▸ Text:
■ ■ ■

Facilitated Dissociation of Nucleoid Associated Proteins from DNA in the Bacterial Confinement

Abstract

Transcription machinery depends on the temporal formation of protein-DNA complexes. Recent experiments demonstrated that lifetime of the complex can also affect transcription. In parallel, in vitro single-molecule studies showed that nucleoid-associated proteins (NAPs) leave the DNA rapidly as the bulk concentration of the protein increases via facilitated dissociation (FD). Never-theless, whether such concentration-dependent mechanism is functional in a bacterial cell, in which NAP levels and the 3D chromosomal structure are often coupled, is not clear a priori. Here, by using extensive coarse-grained molecular simulations, we model the unbinding of specific and nonspecific dimeric NAPs from a high-molecular-weight circular DNA molecule in a cylindrical structure mimicking the cellular confinement of a bacterial chromosome. Our simulations show that physiologically relevant peak protein levels (tens of micromolar) lead to highly compact chromosomal structures. This compaction results in rapid off rates (shorter DNA-residence times) but only for specifically DNA-binding NAPs such as the factor for inversion stimulation (Fis). Contrarily, for nonspecific NAPs, the off rates decrease as the protein levels increase, suggesting an inverse FD pattern. The simulations with restrained chromosome models reveal that this inverse response is due to DNA-segmental fluctuations, and that chromosomal compaction is in favor of faster protein dissociation. Overall, our results indicate that cellular-concentration level of a structural DNA-binding protein can be highly intermingled with its DNA-residence time.

■ ■ ■

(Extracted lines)

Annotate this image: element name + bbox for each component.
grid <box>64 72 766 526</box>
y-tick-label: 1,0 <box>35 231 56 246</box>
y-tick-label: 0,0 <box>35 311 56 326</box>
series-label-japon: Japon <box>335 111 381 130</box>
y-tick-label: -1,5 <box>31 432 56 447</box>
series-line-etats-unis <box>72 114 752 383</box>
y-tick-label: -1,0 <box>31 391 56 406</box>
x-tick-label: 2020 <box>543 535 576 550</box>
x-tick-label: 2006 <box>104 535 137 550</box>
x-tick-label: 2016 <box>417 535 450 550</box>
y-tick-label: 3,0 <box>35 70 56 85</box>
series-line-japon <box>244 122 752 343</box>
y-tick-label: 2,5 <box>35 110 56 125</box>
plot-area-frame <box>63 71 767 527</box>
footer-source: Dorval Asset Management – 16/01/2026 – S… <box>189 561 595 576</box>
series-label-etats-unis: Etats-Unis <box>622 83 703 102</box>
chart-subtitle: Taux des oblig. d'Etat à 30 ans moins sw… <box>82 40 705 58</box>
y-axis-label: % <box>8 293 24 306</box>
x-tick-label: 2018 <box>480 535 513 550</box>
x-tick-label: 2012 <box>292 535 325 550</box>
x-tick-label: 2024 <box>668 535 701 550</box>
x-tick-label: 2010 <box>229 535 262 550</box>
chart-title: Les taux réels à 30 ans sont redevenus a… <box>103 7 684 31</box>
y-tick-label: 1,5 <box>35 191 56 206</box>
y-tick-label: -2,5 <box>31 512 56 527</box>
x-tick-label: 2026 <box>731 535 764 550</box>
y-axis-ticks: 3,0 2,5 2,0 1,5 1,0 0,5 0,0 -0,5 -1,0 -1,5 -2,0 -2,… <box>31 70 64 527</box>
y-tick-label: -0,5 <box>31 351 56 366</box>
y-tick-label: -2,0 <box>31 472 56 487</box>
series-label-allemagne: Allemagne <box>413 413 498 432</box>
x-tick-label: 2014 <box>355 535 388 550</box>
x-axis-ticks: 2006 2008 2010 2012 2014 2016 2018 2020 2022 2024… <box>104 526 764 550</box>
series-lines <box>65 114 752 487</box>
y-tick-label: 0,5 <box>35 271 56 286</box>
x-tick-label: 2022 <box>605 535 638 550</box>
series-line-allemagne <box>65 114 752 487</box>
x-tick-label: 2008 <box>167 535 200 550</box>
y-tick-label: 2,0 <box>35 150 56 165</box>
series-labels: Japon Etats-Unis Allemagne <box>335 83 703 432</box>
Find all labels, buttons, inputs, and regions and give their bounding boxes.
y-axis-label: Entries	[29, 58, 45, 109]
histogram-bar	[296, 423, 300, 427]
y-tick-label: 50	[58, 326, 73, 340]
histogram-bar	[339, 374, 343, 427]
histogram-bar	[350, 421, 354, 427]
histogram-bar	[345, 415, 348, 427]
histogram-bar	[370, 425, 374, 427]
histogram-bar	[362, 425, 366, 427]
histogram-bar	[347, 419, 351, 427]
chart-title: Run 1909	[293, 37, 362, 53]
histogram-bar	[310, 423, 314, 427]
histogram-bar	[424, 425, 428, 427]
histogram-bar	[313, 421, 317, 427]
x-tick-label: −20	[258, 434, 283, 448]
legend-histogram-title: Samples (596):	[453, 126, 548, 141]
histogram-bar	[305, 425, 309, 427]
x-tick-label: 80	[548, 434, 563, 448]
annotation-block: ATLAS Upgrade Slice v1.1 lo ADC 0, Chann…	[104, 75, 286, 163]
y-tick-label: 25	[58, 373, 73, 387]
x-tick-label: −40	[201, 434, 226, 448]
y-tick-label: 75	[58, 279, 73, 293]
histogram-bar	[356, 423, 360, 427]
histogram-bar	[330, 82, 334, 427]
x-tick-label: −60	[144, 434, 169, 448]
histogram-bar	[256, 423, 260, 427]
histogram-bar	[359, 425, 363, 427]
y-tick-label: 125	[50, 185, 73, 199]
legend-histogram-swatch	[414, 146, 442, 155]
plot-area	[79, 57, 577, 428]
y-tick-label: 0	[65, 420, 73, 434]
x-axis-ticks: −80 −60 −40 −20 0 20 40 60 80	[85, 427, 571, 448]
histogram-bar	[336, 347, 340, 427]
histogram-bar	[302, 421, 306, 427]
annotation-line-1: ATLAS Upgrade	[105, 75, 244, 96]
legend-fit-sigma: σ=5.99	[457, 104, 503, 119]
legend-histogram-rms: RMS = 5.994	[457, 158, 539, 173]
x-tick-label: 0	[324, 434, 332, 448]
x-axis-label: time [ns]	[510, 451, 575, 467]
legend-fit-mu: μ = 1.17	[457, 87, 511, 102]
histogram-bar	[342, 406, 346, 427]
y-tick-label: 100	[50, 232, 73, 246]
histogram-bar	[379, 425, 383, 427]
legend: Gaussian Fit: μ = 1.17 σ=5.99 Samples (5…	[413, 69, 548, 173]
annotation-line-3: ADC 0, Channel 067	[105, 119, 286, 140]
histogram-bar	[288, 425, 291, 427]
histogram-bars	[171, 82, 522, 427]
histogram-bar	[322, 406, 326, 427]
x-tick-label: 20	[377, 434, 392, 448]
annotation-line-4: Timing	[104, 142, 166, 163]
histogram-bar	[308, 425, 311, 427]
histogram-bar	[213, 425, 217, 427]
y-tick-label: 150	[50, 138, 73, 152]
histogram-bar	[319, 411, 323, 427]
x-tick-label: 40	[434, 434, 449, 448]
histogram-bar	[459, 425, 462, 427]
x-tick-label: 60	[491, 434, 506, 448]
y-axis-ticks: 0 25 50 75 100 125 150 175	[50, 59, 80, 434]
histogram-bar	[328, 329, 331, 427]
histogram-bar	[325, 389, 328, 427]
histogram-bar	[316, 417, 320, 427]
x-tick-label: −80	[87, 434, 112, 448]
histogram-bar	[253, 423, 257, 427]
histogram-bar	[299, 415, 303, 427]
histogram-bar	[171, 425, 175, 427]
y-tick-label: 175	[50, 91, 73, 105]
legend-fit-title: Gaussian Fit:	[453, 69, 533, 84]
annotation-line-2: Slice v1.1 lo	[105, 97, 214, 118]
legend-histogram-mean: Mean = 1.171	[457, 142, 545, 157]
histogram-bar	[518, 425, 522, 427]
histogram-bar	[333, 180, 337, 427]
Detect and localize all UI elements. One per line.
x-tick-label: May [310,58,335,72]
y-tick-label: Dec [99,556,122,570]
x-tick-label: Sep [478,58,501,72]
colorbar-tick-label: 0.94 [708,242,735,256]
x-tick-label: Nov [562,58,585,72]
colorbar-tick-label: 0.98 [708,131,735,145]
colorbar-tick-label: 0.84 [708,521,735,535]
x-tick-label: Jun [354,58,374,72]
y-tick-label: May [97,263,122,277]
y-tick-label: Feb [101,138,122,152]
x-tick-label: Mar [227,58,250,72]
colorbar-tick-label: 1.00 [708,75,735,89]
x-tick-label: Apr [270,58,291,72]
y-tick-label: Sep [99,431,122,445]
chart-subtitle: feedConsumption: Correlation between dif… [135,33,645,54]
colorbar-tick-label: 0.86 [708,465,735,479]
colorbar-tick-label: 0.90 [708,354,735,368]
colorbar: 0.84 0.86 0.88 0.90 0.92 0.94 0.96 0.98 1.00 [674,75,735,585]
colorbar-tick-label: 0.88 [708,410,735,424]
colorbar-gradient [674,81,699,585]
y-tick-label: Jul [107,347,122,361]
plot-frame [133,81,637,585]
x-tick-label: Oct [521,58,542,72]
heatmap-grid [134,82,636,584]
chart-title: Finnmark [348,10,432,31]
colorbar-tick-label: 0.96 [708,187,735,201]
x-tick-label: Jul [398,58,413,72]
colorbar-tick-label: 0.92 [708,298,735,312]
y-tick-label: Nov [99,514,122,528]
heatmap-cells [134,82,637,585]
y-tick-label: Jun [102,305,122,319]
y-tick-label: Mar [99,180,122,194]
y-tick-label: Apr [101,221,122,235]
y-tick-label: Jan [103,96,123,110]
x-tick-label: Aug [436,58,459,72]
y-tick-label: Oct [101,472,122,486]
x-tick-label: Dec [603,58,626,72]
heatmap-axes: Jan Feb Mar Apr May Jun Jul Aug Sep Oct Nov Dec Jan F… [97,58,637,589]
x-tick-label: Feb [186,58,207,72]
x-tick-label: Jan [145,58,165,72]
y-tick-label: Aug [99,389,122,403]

■ ■ ■

▸ What to produce: According to the abstract, what protein levels lead to highly compact chromosomal structures in the simulations? These lines are separate material and are unrelated to the abstract.

▸ Answer to this problem: Physiologically relevant peak protein levels, in the tens of micromolar.